Supplied data:

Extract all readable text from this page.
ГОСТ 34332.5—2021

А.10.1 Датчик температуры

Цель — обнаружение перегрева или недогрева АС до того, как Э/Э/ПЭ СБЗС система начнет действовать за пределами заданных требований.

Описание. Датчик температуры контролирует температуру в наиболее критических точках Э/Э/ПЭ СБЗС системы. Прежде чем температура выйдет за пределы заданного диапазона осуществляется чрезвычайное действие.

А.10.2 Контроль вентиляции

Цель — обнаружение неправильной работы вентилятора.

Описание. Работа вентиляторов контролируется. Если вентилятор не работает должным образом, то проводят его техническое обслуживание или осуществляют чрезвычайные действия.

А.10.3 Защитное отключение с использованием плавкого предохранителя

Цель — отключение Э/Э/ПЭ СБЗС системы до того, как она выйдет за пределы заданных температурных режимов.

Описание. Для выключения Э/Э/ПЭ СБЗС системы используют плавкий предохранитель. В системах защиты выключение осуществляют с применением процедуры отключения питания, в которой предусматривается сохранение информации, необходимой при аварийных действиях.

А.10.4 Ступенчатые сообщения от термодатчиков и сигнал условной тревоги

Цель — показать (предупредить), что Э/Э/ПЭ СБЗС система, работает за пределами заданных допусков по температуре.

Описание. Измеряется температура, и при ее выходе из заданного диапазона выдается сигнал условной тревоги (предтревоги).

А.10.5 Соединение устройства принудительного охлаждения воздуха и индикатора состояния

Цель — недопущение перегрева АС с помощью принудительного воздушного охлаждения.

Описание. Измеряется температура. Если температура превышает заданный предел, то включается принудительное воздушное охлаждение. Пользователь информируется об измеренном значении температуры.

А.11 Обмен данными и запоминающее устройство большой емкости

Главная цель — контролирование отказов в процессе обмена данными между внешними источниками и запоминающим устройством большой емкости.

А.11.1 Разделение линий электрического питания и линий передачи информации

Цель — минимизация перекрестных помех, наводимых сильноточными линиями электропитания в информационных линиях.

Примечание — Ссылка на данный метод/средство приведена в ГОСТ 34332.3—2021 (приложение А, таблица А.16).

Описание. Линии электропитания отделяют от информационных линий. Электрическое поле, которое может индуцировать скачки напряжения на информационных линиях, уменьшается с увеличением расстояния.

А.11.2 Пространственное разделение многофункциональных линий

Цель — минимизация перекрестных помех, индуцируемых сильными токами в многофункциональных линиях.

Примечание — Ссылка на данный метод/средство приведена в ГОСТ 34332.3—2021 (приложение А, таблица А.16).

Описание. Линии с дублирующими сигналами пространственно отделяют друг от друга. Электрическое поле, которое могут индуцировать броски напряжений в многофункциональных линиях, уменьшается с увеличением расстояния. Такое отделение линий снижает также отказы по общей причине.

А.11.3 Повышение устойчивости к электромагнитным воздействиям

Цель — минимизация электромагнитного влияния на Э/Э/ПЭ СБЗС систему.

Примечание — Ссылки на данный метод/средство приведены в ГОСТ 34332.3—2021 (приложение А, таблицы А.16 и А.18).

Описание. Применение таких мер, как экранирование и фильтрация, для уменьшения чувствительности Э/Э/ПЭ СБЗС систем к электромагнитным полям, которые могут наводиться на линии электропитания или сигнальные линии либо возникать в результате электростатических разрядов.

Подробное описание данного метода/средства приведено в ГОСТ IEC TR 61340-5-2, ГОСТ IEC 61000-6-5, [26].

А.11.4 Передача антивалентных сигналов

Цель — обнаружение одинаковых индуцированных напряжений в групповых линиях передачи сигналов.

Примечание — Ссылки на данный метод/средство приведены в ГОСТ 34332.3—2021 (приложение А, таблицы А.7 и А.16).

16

Goal:
Copy out every line with the word "могут".

Full solution:
Описание. Линии с дублирующими сигналами пространственно отделяют друг от друга. Электрическое поле, которое могут индуцировать броски напряжений в многофункциональных линиях, уменьшается с увеличением расстояния. Такое отделение линий снижает также отказы по общей причине.
Описание. Применение таких мер, как экранирование и фильтрация, для уменьшения чувствительности Э/Э/ПЭ СБЗС систем к электромагнитным полям, которые могут наводиться на линии электропитания или сигнальные линии либо возникать в результате электростатических разрядов.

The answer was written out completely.